Check each line of the entries below for the string "Microsoft"; copy every line where it appears.

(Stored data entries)
----------

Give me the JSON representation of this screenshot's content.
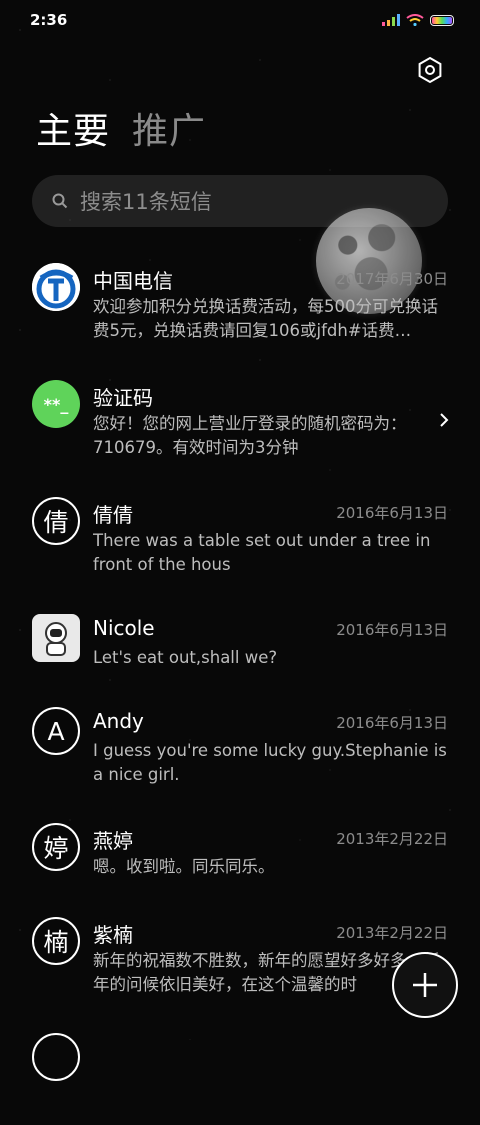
{
  "status": {
    "time": "2:36"
  },
  "tabs": [
    {
      "label": "主要"
    },
    {
      "label": "推广"
    }
  ],
  "search": {
    "placeholder": "搜索11条短信"
  },
  "messages": [
    {
      "name": "中国电信",
      "date": "2017年6月30日",
      "preview": "欢迎参加积分兑换话费活动，每500分可兑换话费5元，兑换话费请回复106或jfdh#话费…",
      "avatar_type": "telecom-logo"
    },
    {
      "name": "验证码",
      "date": "",
      "preview": "您好！您的网上营业厅登录的随机密码为：710679。有效时间为3分钟",
      "avatar_type": "code",
      "avatar_text": "**_"
    },
    {
      "name": "倩倩",
      "date": "2016年6月13日",
      "preview": "There was a table set out under a tree in front of the hous",
      "avatar_type": "letter",
      "avatar_text": "倩"
    },
    {
      "name": "Nicole",
      "date": "2016年6月13日",
      "preview": "Let's eat out,shall we?",
      "avatar_type": "photo"
    },
    {
      "name": "Andy",
      "date": "2016年6月13日",
      "preview": "I guess you're some lucky guy.Stephanie is a nice girl.",
      "avatar_type": "letter",
      "avatar_text": "A"
    },
    {
      "name": "燕婷",
      "date": "2013年2月22日",
      "preview": "嗯。收到啦。同乐同乐。",
      "avatar_type": "letter",
      "avatar_text": "婷"
    },
    {
      "name": "紫楠",
      "date": "2013年2月22日",
      "preview": "新年的祝福数不胜数，新年的愿望好多好多，新年的问候依旧美好，在这个温馨的时",
      "avatar_type": "letter",
      "avatar_text": "楠"
    }
  ],
  "colors": {
    "background": "#080808",
    "code_avatar": "#5fd35a",
    "telecom_blue": "#1565c0"
  }
}
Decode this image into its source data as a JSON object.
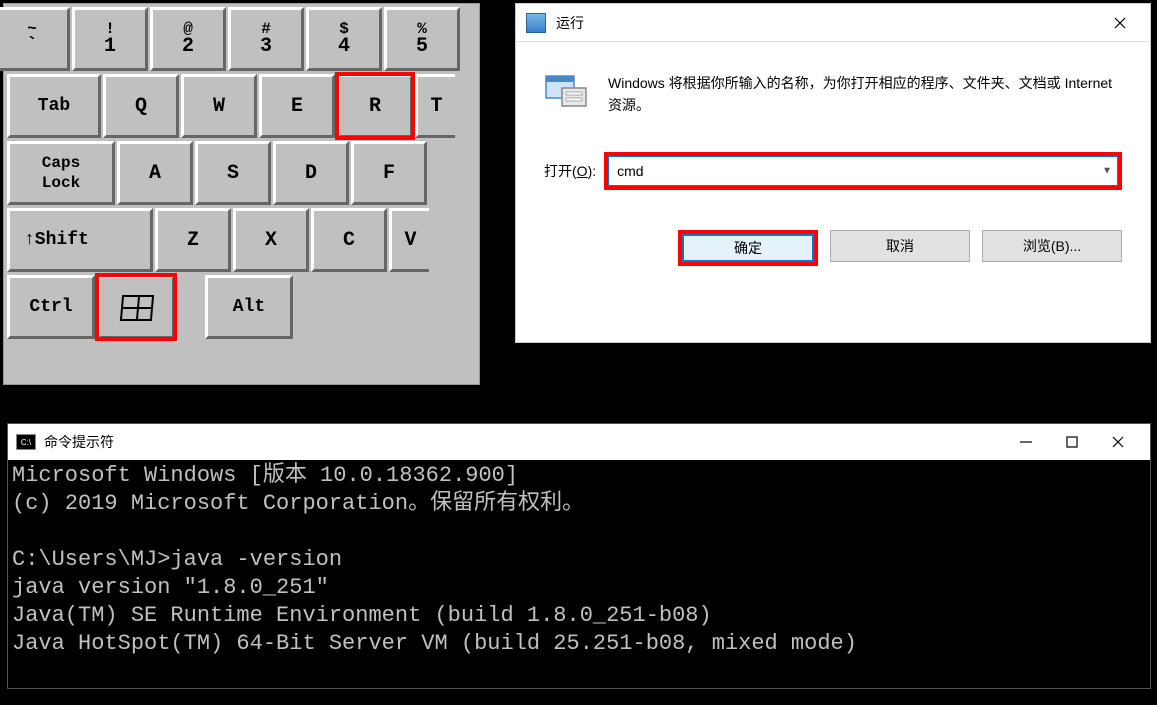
{
  "keyboard": {
    "row1": [
      {
        "upper": "~",
        "lower": "`"
      },
      {
        "upper": "!",
        "lower": "1"
      },
      {
        "upper": "@",
        "lower": "2"
      },
      {
        "upper": "#",
        "lower": "3"
      },
      {
        "upper": "$",
        "lower": "4"
      },
      {
        "upper": "%",
        "lower": "5"
      }
    ],
    "tab": "Tab",
    "row2": [
      "Q",
      "W",
      "E",
      "R",
      "T"
    ],
    "caps_line1": "Caps",
    "caps_line2": "Lock",
    "row3": [
      "A",
      "S",
      "D",
      "F"
    ],
    "shift": "↑Shift",
    "row4": [
      "Z",
      "X",
      "C",
      "V"
    ],
    "ctrl": "Ctrl",
    "alt": "Alt"
  },
  "run_dialog": {
    "title": "运行",
    "description": "Windows 将根据你所输入的名称，为你打开相应的程序、文件夹、文档或 Internet 资源。",
    "open_label_pre": "打开(",
    "open_label_u": "O",
    "open_label_post": "):",
    "input_value": "cmd",
    "btn_ok": "确定",
    "btn_cancel": "取消",
    "btn_browse": "浏览(B)..."
  },
  "cmd": {
    "title": "命令提示符",
    "line1": "Microsoft Windows [版本 10.0.18362.900]",
    "line2": "(c) 2019 Microsoft Corporation。保留所有权利。",
    "line3": "",
    "line4": "C:\\Users\\MJ>java -version",
    "line5": "java version \"1.8.0_251\"",
    "line6": "Java(TM) SE Runtime Environment (build 1.8.0_251-b08)",
    "line7": "Java HotSpot(TM) 64-Bit Server VM (build 25.251-b08, mixed mode)"
  }
}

----------

## Output of the task
    "line1": "Microsoft Windows [版本 10.0.18362.900]",
    "line2": "(c) 2019 Microsoft Corporation。保留所有权利。",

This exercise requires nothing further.